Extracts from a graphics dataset
[start]
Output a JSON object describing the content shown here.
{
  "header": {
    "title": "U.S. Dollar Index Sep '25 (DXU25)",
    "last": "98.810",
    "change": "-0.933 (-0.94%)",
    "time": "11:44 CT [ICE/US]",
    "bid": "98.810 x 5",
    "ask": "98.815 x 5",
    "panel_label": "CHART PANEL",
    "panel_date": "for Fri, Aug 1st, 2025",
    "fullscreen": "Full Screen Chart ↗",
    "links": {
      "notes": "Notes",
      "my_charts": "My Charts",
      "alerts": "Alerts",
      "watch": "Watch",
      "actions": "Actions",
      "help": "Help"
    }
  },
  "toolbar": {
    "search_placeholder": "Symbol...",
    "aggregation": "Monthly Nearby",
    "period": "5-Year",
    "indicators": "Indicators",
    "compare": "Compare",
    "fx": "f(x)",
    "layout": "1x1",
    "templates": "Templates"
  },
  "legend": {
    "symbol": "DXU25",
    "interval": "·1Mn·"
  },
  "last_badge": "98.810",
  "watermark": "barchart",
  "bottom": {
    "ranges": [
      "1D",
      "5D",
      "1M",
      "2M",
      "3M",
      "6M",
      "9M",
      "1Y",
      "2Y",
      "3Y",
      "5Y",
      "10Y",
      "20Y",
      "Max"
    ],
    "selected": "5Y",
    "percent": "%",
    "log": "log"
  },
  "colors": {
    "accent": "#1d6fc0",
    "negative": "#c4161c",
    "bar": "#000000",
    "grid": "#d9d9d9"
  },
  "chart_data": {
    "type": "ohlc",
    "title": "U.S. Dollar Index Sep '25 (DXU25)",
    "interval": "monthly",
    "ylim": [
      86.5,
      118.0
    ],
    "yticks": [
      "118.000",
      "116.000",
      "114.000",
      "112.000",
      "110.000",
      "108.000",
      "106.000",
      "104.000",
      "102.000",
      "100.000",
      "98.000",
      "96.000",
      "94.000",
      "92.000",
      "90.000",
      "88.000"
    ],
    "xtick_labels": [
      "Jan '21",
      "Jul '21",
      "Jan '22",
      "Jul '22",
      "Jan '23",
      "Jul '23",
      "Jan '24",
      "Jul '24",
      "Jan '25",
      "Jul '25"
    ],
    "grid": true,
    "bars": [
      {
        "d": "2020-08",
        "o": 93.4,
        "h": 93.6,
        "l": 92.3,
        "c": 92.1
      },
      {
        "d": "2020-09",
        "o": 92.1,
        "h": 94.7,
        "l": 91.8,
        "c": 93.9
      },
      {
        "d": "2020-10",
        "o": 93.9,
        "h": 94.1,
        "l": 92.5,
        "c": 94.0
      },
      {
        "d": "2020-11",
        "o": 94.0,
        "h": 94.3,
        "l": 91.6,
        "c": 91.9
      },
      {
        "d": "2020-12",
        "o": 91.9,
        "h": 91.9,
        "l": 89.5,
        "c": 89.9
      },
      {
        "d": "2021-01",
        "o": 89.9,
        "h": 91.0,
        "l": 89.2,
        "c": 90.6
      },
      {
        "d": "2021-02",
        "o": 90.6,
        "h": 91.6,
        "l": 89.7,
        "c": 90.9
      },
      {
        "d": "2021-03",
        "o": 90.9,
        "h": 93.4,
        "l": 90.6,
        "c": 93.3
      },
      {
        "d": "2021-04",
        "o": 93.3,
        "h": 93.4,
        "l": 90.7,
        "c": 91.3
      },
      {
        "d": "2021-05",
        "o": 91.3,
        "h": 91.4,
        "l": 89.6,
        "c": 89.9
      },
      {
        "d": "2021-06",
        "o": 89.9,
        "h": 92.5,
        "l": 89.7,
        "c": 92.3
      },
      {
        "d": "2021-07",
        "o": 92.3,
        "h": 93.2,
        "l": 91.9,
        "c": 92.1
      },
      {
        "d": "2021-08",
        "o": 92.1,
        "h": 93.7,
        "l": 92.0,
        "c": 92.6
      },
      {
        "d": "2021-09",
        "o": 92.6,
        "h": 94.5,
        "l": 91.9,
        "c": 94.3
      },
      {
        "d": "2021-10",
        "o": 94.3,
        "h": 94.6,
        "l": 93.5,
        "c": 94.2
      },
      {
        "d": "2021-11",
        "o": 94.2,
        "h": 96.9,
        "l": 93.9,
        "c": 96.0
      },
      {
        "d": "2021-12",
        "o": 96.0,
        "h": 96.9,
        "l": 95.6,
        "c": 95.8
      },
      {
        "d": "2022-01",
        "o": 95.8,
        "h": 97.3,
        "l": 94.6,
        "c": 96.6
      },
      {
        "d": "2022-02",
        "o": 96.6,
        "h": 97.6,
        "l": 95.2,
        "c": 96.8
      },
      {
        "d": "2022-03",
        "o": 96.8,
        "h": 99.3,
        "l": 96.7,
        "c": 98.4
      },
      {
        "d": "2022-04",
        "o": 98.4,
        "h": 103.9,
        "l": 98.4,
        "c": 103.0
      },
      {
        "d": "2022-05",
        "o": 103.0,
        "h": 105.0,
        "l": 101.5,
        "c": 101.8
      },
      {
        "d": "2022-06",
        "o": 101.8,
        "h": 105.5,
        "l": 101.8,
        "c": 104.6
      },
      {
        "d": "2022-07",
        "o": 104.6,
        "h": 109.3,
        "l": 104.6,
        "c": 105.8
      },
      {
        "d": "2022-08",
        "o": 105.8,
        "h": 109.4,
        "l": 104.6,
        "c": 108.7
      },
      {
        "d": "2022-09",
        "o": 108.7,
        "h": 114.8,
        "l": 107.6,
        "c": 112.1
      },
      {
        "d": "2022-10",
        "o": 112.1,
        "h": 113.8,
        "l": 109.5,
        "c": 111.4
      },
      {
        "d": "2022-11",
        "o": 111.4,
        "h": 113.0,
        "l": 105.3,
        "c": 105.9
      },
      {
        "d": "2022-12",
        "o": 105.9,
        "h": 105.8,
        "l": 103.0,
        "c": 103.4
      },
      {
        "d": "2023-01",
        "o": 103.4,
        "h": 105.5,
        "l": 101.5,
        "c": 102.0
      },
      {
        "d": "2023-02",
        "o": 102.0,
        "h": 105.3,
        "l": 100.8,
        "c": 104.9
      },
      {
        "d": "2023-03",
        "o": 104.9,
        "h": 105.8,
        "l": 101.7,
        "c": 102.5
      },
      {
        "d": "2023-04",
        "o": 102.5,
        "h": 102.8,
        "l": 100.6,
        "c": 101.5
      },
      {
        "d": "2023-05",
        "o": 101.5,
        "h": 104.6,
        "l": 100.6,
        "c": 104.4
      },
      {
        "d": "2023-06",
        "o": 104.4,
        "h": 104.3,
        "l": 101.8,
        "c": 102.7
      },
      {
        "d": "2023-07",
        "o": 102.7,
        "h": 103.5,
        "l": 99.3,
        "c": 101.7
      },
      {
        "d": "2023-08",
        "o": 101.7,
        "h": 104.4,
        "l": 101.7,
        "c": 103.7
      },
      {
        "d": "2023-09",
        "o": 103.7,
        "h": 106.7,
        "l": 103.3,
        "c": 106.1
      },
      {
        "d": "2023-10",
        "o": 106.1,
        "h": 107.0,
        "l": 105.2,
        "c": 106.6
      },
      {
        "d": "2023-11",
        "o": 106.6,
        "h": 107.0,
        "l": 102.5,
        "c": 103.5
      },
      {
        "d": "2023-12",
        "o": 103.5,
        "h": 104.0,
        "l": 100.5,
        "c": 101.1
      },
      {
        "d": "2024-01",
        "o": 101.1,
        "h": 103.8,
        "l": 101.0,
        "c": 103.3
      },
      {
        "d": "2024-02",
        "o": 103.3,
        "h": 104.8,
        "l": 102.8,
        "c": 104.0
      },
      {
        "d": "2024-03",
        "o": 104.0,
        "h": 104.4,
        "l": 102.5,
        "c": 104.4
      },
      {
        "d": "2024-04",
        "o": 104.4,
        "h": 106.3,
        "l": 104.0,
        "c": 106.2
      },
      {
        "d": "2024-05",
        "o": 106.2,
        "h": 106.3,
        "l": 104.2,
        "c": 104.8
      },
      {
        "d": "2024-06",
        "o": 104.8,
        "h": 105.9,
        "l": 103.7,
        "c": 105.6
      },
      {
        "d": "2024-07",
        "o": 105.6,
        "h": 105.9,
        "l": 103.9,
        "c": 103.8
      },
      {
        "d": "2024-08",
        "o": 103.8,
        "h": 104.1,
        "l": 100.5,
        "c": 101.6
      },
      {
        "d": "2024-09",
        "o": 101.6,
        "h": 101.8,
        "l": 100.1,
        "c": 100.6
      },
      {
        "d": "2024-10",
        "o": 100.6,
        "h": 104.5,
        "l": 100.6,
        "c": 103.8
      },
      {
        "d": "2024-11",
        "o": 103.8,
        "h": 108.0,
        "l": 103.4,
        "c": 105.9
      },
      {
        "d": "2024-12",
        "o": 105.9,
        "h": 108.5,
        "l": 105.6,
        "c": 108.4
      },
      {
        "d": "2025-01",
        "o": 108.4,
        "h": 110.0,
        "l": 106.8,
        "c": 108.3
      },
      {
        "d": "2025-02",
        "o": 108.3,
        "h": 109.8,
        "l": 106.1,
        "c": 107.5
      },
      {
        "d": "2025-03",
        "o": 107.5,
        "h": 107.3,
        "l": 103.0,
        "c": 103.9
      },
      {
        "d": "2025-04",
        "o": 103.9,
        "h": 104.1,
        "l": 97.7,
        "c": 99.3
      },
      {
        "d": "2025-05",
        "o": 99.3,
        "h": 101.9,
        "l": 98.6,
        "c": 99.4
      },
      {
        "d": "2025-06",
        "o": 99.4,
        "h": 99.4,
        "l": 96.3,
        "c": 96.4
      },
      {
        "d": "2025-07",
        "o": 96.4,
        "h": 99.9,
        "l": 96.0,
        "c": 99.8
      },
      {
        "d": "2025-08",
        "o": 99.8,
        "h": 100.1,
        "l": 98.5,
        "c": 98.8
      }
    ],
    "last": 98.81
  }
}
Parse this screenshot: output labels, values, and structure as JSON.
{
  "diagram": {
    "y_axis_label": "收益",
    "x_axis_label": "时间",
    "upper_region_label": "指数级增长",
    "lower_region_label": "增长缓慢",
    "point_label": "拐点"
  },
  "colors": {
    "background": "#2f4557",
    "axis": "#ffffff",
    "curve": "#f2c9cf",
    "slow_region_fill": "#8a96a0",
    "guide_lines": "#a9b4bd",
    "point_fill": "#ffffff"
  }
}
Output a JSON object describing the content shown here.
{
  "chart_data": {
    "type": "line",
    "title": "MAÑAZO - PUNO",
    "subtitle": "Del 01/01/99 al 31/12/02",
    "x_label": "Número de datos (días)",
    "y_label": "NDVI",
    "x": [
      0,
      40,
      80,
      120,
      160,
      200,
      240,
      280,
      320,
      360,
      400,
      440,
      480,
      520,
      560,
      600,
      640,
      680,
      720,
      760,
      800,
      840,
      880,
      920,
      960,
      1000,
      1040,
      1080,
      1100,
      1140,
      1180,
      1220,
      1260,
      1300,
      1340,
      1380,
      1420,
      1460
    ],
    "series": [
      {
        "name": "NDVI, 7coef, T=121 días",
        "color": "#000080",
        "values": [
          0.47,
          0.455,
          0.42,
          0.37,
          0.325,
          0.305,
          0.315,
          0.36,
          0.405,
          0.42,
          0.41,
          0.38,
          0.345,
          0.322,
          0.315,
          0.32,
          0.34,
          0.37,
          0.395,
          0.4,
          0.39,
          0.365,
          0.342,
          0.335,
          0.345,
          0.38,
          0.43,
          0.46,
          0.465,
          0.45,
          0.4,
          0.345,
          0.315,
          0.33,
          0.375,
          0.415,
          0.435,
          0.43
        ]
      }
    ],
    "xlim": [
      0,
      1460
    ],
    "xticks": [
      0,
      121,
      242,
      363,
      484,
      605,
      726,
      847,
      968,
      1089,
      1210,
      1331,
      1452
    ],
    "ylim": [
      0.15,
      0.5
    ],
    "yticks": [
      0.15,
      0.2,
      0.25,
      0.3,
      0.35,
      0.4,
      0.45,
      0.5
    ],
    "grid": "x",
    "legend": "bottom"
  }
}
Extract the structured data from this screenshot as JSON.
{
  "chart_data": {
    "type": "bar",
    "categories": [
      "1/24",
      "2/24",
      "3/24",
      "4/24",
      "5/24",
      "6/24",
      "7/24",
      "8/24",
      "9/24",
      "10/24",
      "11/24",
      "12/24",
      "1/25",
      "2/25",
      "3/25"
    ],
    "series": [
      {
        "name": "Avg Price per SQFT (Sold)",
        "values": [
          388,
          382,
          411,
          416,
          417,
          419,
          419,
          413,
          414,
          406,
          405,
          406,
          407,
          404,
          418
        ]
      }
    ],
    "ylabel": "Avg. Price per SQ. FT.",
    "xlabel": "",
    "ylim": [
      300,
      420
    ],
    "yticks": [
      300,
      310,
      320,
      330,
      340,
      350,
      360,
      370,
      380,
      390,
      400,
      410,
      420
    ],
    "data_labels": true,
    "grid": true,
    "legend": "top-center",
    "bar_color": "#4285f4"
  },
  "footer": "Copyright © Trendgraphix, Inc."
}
[end]
## WORK TO COMPLETE:
Read through the data and copy every line where "this" shows up.

## SOLUTION TO THE PROBLEM:
Parse this screenshot: output labels, values, and structure as JSON.
Extract the structured data from this screenshot as JSON.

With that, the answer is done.